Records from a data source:
■ ■ ■
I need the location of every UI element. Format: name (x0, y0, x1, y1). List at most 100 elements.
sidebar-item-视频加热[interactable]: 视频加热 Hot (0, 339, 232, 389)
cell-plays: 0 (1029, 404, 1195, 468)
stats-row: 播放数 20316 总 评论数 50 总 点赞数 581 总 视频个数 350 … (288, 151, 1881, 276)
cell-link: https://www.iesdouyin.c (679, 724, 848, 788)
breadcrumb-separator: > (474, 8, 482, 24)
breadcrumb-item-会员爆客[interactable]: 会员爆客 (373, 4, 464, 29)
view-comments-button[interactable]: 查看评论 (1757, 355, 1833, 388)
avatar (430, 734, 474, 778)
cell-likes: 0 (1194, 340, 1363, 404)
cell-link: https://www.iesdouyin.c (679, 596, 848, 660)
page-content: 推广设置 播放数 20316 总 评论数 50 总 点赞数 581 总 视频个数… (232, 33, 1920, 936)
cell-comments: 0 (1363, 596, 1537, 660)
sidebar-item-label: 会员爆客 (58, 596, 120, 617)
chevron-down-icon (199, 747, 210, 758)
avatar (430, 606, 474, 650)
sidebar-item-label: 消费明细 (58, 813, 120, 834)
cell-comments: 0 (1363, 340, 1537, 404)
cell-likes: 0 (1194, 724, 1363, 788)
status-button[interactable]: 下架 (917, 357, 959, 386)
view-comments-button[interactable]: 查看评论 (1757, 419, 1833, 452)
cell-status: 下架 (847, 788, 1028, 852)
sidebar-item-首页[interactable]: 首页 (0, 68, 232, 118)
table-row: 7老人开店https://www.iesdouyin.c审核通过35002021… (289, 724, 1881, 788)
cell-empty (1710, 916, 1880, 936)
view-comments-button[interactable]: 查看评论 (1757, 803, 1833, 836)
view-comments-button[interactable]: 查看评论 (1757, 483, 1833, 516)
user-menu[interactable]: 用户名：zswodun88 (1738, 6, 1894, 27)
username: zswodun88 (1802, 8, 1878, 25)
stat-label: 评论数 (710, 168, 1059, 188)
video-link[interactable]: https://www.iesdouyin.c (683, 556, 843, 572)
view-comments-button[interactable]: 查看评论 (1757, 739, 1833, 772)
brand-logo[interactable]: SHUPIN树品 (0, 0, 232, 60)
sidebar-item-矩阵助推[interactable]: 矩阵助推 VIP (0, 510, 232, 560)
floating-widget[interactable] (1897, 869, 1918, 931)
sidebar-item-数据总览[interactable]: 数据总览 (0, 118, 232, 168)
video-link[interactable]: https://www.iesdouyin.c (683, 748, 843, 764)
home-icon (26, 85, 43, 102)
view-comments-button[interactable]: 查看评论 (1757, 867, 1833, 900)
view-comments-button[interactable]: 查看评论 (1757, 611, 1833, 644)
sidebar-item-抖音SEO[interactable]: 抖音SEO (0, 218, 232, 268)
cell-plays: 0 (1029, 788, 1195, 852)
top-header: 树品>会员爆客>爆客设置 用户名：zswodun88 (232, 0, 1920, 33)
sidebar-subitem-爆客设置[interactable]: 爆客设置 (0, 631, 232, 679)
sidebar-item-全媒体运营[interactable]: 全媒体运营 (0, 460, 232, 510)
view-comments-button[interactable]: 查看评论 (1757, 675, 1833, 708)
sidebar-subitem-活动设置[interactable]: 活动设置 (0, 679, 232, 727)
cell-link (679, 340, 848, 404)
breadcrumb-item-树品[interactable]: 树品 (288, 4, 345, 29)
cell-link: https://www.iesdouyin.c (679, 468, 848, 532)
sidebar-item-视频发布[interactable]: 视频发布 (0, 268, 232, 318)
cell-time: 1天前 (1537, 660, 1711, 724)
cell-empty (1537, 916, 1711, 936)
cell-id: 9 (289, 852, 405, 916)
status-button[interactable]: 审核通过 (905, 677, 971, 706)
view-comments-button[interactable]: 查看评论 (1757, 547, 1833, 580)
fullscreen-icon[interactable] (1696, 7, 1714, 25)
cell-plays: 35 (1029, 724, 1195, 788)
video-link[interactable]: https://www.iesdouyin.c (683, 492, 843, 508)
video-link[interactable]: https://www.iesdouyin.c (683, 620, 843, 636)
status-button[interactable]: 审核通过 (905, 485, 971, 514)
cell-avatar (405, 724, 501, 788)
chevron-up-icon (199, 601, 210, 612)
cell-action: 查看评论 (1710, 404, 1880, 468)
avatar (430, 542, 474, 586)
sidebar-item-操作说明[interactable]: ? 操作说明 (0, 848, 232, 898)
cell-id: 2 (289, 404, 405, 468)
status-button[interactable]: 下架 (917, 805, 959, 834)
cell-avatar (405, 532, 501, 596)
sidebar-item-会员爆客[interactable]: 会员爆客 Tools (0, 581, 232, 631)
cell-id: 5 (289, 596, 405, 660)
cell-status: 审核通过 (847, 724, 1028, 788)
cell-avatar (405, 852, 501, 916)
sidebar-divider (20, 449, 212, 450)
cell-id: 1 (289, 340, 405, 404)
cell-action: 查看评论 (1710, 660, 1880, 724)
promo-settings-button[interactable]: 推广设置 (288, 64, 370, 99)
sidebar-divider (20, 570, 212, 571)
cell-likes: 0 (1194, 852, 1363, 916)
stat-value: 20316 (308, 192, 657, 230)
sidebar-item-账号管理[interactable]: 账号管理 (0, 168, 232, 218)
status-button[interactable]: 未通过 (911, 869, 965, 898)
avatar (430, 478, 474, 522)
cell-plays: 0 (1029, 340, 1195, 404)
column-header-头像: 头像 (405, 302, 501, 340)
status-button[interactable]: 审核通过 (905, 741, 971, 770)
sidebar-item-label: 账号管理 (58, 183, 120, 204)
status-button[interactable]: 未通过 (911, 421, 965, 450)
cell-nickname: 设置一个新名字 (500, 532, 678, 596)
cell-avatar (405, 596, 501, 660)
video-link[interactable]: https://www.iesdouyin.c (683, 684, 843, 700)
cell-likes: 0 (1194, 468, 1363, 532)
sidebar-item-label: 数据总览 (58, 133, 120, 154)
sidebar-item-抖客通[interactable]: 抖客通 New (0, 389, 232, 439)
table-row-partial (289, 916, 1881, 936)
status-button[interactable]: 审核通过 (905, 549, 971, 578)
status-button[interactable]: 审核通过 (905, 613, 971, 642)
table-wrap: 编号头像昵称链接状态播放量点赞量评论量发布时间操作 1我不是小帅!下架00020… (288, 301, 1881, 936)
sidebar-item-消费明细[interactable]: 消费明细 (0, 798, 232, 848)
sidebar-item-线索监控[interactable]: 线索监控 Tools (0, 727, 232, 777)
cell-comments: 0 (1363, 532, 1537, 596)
■ ■ ■
Edit the records above so that every "view-comments-button" becomes "open-comments-button", and leave everything else unchanged.

EXERCISE RESPONSE
I need the location of every UI element. Format: name (x0, y0, x1, y1). List at most 100 elements.
sidebar-item-视频加热[interactable]: 视频加热 Hot (0, 339, 232, 389)
cell-plays: 0 (1029, 404, 1195, 468)
stats-row: 播放数 20316 总 评论数 50 总 点赞数 581 总 视频个数 350 … (288, 151, 1881, 276)
cell-link: https://www.iesdouyin.c (679, 724, 848, 788)
breadcrumb-separator: > (474, 8, 482, 24)
breadcrumb-item-会员爆客[interactable]: 会员爆客 (373, 4, 464, 29)
open-comments-button[interactable]: 查看评论 (1757, 355, 1833, 388)
avatar (430, 734, 474, 778)
cell-likes: 0 (1194, 340, 1363, 404)
cell-link: https://www.iesdouyin.c (679, 596, 848, 660)
page-content: 推广设置 播放数 20316 总 评论数 50 总 点赞数 581 总 视频个数… (232, 33, 1920, 936)
cell-comments: 0 (1363, 596, 1537, 660)
sidebar-item-label: 会员爆客 (58, 596, 120, 617)
chevron-down-icon (199, 747, 210, 758)
avatar (430, 606, 474, 650)
sidebar-item-label: 消费明细 (58, 813, 120, 834)
cell-comments: 0 (1363, 340, 1537, 404)
cell-likes: 0 (1194, 724, 1363, 788)
status-button[interactable]: 下架 (917, 357, 959, 386)
open-comments-button[interactable]: 查看评论 (1757, 419, 1833, 452)
cell-status: 下架 (847, 788, 1028, 852)
sidebar-item-首页[interactable]: 首页 (0, 68, 232, 118)
table-row: 7老人开店https://www.iesdouyin.c审核通过35002021… (289, 724, 1881, 788)
cell-empty (1710, 916, 1880, 936)
open-comments-button[interactable]: 查看评论 (1757, 803, 1833, 836)
open-comments-button[interactable]: 查看评论 (1757, 483, 1833, 516)
user-menu[interactable]: 用户名：zswodun88 (1738, 6, 1894, 27)
username: zswodun88 (1802, 8, 1878, 25)
stat-label: 评论数 (710, 168, 1059, 188)
video-link[interactable]: https://www.iesdouyin.c (683, 556, 843, 572)
open-comments-button[interactable]: 查看评论 (1757, 739, 1833, 772)
brand-logo[interactable]: SHUPIN树品 (0, 0, 232, 60)
sidebar-item-矩阵助推[interactable]: 矩阵助推 VIP (0, 510, 232, 560)
floating-widget[interactable] (1897, 869, 1918, 931)
sidebar-item-数据总览[interactable]: 数据总览 (0, 118, 232, 168)
video-link[interactable]: https://www.iesdouyin.c (683, 748, 843, 764)
home-icon (26, 85, 43, 102)
open-comments-button[interactable]: 查看评论 (1757, 867, 1833, 900)
open-comments-button[interactable]: 查看评论 (1757, 611, 1833, 644)
sidebar-item-抖音SEO[interactable]: 抖音SEO (0, 218, 232, 268)
cell-plays: 0 (1029, 788, 1195, 852)
top-header: 树品>会员爆客>爆客设置 用户名：zswodun88 (232, 0, 1920, 33)
sidebar-subitem-爆客设置[interactable]: 爆客设置 (0, 631, 232, 679)
sidebar-item-全媒体运营[interactable]: 全媒体运营 (0, 460, 232, 510)
open-comments-button[interactable]: 查看评论 (1757, 675, 1833, 708)
sidebar-subitem-活动设置[interactable]: 活动设置 (0, 679, 232, 727)
cell-link (679, 340, 848, 404)
breadcrumb-item-树品[interactable]: 树品 (288, 4, 345, 29)
cell-link: https://www.iesdouyin.c (679, 468, 848, 532)
sidebar-item-视频发布[interactable]: 视频发布 (0, 268, 232, 318)
cell-time: 1天前 (1537, 660, 1711, 724)
cell-empty (1537, 916, 1711, 936)
cell-id: 9 (289, 852, 405, 916)
status-button[interactable]: 审核通过 (905, 677, 971, 706)
open-comments-button[interactable]: 查看评论 (1757, 547, 1833, 580)
fullscreen-icon[interactable] (1696, 7, 1714, 25)
cell-plays: 35 (1029, 724, 1195, 788)
video-link[interactable]: https://www.iesdouyin.c (683, 492, 843, 508)
video-link[interactable]: https://www.iesdouyin.c (683, 620, 843, 636)
status-button[interactable]: 审核通过 (905, 485, 971, 514)
cell-avatar (405, 724, 501, 788)
chevron-up-icon (199, 601, 210, 612)
cell-action: 查看评论 (1710, 404, 1880, 468)
avatar (430, 542, 474, 586)
sidebar-item-操作说明[interactable]: ? 操作说明 (0, 848, 232, 898)
cell-id: 2 (289, 404, 405, 468)
status-button[interactable]: 下架 (917, 805, 959, 834)
cell-avatar (405, 532, 501, 596)
sidebar-item-会员爆客[interactable]: 会员爆客 Tools (0, 581, 232, 631)
cell-id: 5 (289, 596, 405, 660)
cell-status: 审核通过 (847, 724, 1028, 788)
cell-avatar (405, 852, 501, 916)
sidebar-divider (20, 449, 212, 450)
cell-id: 1 (289, 340, 405, 404)
cell-action: 查看评论 (1710, 660, 1880, 724)
promo-settings-button[interactable]: 推广设置 (288, 64, 370, 99)
sidebar-divider (20, 570, 212, 571)
cell-likes: 0 (1194, 852, 1363, 916)
stat-value: 20316 (308, 192, 657, 230)
sidebar-item-账号管理[interactable]: 账号管理 (0, 168, 232, 218)
status-button[interactable]: 未通过 (911, 869, 965, 898)
avatar (430, 478, 474, 522)
cell-plays: 0 (1029, 340, 1195, 404)
column-header-头像: 头像 (405, 302, 501, 340)
status-button[interactable]: 审核通过 (905, 741, 971, 770)
sidebar-item-label: 账号管理 (58, 183, 120, 204)
status-button[interactable]: 未通过 (911, 421, 965, 450)
cell-nickname: 设置一个新名字 (500, 532, 678, 596)
cell-avatar (405, 596, 501, 660)
video-link[interactable]: https://www.iesdouyin.c (683, 684, 843, 700)
cell-likes: 0 (1194, 468, 1363, 532)
sidebar-item-label: 数据总览 (58, 133, 120, 154)
sidebar-item-抖客通[interactable]: 抖客通 New (0, 389, 232, 439)
table-row-partial (289, 916, 1881, 936)
status-button[interactable]: 审核通过 (905, 549, 971, 578)
status-button[interactable]: 审核通过 (905, 613, 971, 642)
table-wrap: 编号头像昵称链接状态播放量点赞量评论量发布时间操作 1我不是小帅!下架00020… (288, 301, 1881, 936)
sidebar-item-消费明细[interactable]: 消费明细 (0, 798, 232, 848)
sidebar-item-线索监控[interactable]: 线索监控 Tools (0, 727, 232, 777)
cell-comments: 0 (1363, 532, 1537, 596)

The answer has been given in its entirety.